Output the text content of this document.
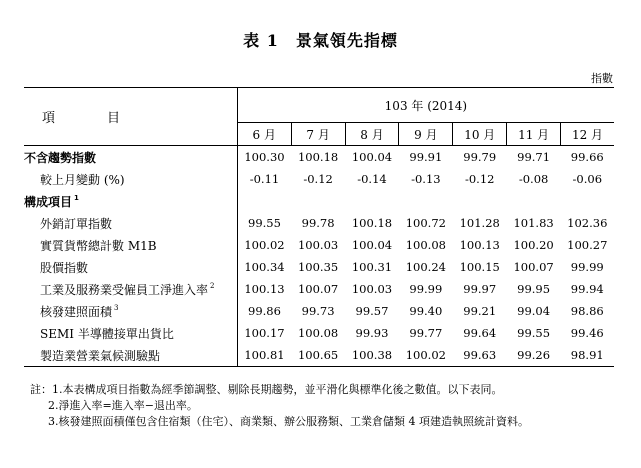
表 1　景氣領先指標
指數
項 目	103 年 (2014)						
	6 月	7 月	8 月	9 月	10 月	11 月	12 月
不含趨勢指數	100.30	100.18	100.04	99.91	99.79	99.71	99.66
較上月變動 (%)	-0.11	-0.12	-0.14	-0.13	-0.12	-0.08	-0.06
構成項目 $^1$	
外銷訂單指數	99.55	99.78	100.18	100.72	101.28	101.83	102.36
實質貨幣總計數 M1B	100.02	100.03	100.04	100.08	100.13	100.20	100.27
股價指數	100.34	100.35	100.31	100.24	100.15	100.07	99.99
工業及服務業受僱員工淨進入率 $^2$	100.13	100.07	100.03	99.99	99.97	99.95	99.94
核發建照面積 $^3$	99.86	99.73	99.57	99.40	99.21	99.04	98.86
SEMI 半導體接單出貨比	100.17	100.08	99.93	99.77	99.64	99.55	99.46
製造業營業氣候測驗點	100.81	100.65	100.38	100.02	99.63	99.26	98.91
註：1.本表構成項目指數為經季節調整、剔除長期趨勢，並平滑化與標準化後之數值。以下表同。
2.淨進入率=進入率−退出率。
3.核發建照面積僅包含住宿類（住宅）、商業類、辦公服務類、工業倉儲類 4 項建造執照統計資料。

▸ **Your goal**: The records above should be reproduced exactly, with no pictures included.

▸ **Final result**:
Output the text content of this document.
表 1　景氣領先指標
指數
項 目	103 年 (2014)						
	6 月	7 月	8 月	9 月	10 月	11 月	12 月
不含趨勢指數	100.30	100.18	100.04	99.91	99.79	99.71	99.66
較上月變動 (%)	-0.11	-0.12	-0.14	-0.13	-0.12	-0.08	-0.06
構成項目 $^1$	
外銷訂單指數	99.55	99.78	100.18	100.72	101.28	101.83	102.36
實質貨幣總計數 M1B	100.02	100.03	100.04	100.08	100.13	100.20	100.27
股價指數	100.34	100.35	100.31	100.24	100.15	100.07	99.99
工業及服務業受僱員工淨進入率 $^2$	100.13	100.07	100.03	99.99	99.97	99.95	99.94
核發建照面積 $^3$	99.86	99.73	99.57	99.40	99.21	99.04	98.86
SEMI 半導體接單出貨比	100.17	100.08	99.93	99.77	99.64	99.55	99.46
製造業營業氣候測驗點	100.81	100.65	100.38	100.02	99.63	99.26	98.91
註：1.本表構成項目指數為經季節調整、剔除長期趨勢，並平滑化與標準化後之數值。以下表同。
2.淨進入率=進入率−退出率。
3.核發建照面積僅包含住宿類（住宅）、商業類、辦公服務類、工業倉儲類 4 項建造執照統計資料。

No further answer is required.